# [STATED GOAL]
Search the data below for "name"; list each line that holds it.
+++ RECORDED INFORMATION +++
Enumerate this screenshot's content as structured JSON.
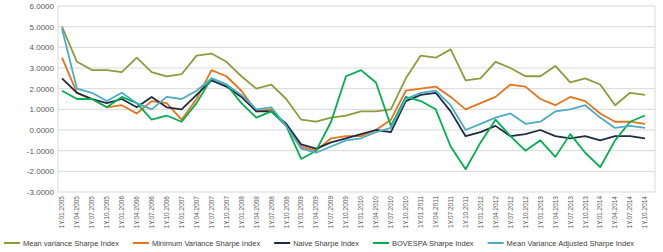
{
  "chart_data": {
    "type": "line",
    "categories": [
      "1Y.01.2005",
      "1Y.04.2005",
      "1Y.07.2005",
      "1Y.10.2005",
      "1Y.01.2006",
      "1Y.04.2006",
      "1Y.07.2006",
      "1Y.10.2006",
      "1Y.01.2007",
      "1Y.04.2007",
      "1Y.07.2007",
      "1Y.10.2007",
      "1Y.01.2008",
      "1Y.04.2008",
      "1Y.07.2008",
      "1Y.10.2008",
      "1Y.01.2009",
      "1Y.04.2009",
      "1Y.07.2009",
      "1Y.10.2009",
      "1Y.01.2010",
      "1Y.04.2010",
      "1Y.07.2010",
      "1Y.10.2010",
      "1Y.01.2011",
      "1Y.04.2011",
      "1Y.07.2011",
      "1Y.10.2011",
      "1Y.01.2012",
      "1Y.04.2012",
      "1Y.07.2012",
      "1Y.10.2012",
      "1Y.01.2013",
      "1Y.04.2013",
      "1Y.07.2013",
      "1Y.10.2013",
      "1Y.01.2014",
      "1Y.04.2014",
      "1Y.07.2014",
      "1Y.10.2014"
    ],
    "series": [
      {
        "name": "Mean variance Sharpe Index",
        "color": "#8c9c3c",
        "values": [
          5.0,
          3.3,
          2.9,
          2.9,
          2.8,
          3.5,
          2.8,
          2.6,
          2.7,
          3.6,
          3.7,
          3.3,
          2.6,
          2.0,
          2.2,
          1.5,
          0.5,
          0.4,
          0.6,
          0.7,
          0.9,
          0.9,
          1.0,
          2.5,
          3.6,
          3.5,
          3.9,
          2.4,
          2.5,
          3.3,
          3.0,
          2.6,
          2.6,
          3.1,
          2.3,
          2.5,
          2.2,
          1.2,
          1.8,
          1.7
        ]
      },
      {
        "name": "Minimum Variance Sharpe Index",
        "color": "#e8731a",
        "values": [
          3.5,
          1.8,
          1.5,
          1.1,
          1.2,
          0.8,
          1.4,
          1.3,
          0.5,
          1.5,
          2.9,
          2.6,
          1.9,
          0.9,
          1.0,
          0.2,
          -0.8,
          -1.0,
          -0.4,
          -0.3,
          -0.3,
          0.0,
          0.5,
          1.9,
          2.0,
          2.1,
          1.6,
          1.0,
          1.3,
          1.6,
          2.2,
          2.1,
          1.5,
          1.2,
          1.6,
          1.4,
          0.8,
          0.4,
          0.4,
          0.3
        ]
      },
      {
        "name": "Naive Sharpe Index",
        "color": "#1f2a44",
        "values": [
          2.5,
          1.8,
          1.5,
          1.3,
          1.5,
          1.1,
          1.6,
          1.1,
          1.0,
          1.7,
          2.4,
          2.1,
          1.6,
          0.9,
          0.9,
          0.3,
          -0.7,
          -0.9,
          -0.6,
          -0.4,
          -0.2,
          0.0,
          -0.1,
          1.4,
          1.7,
          1.8,
          0.9,
          -0.3,
          -0.1,
          0.2,
          -0.3,
          -0.2,
          0.0,
          -0.3,
          -0.4,
          -0.3,
          -0.5,
          -0.3,
          -0.3,
          -0.4
        ]
      },
      {
        "name": "BOVESPA Sharpe Index",
        "color": "#00b050",
        "values": [
          1.9,
          1.5,
          1.5,
          1.1,
          1.6,
          1.3,
          0.5,
          0.7,
          0.4,
          1.3,
          2.5,
          2.2,
          1.3,
          0.6,
          0.9,
          0.2,
          -1.4,
          -1.0,
          0.4,
          2.6,
          2.9,
          2.3,
          0.2,
          1.6,
          1.4,
          1.0,
          -0.8,
          -1.9,
          -0.6,
          0.5,
          -0.3,
          -1.0,
          -0.5,
          -1.3,
          -0.2,
          -1.1,
          -1.8,
          -0.5,
          0.4,
          0.7
        ]
      },
      {
        "name": "Mean Variance Adjusted Sharpe Index",
        "color": "#4bacc6",
        "values": [
          4.9,
          2.0,
          1.8,
          1.4,
          1.8,
          1.3,
          1.0,
          1.6,
          1.5,
          1.9,
          2.5,
          2.2,
          1.7,
          1.0,
          1.1,
          0.2,
          -0.9,
          -1.1,
          -0.8,
          -0.5,
          -0.4,
          -0.1,
          0.1,
          1.5,
          1.8,
          1.9,
          1.2,
          0.0,
          0.3,
          0.6,
          0.8,
          0.3,
          0.4,
          0.9,
          1.0,
          1.2,
          0.6,
          0.1,
          0.2,
          0.1
        ]
      }
    ],
    "ylim": [
      -3,
      6
    ],
    "yticks": [
      {
        "value": -3,
        "label": "-3.0000"
      },
      {
        "value": -2,
        "label": "-2.0000"
      },
      {
        "value": -1,
        "label": "-1.0000"
      },
      {
        "value": 0,
        "label": "0.0000"
      },
      {
        "value": 1,
        "label": "1.0000"
      },
      {
        "value": 2,
        "label": "2.0000"
      },
      {
        "value": 3,
        "label": "3.0000"
      },
      {
        "value": 4,
        "label": "4.0000"
      },
      {
        "value": 5,
        "label": "5.0000"
      },
      {
        "value": 6,
        "label": "6.0000"
      }
    ],
    "grid": true,
    "legend": "bottom"
  }
}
+++
# [SOLUTION TO THIS TASK]
        "name": "Mean variance Sharpe Index",
        "name": "Minimum Variance Sharpe Index",
        "name": "Naive Sharpe Index",
        "name": "BOVESPA Sharpe Index",
        "name": "Mean Variance Adjusted Sharpe Index",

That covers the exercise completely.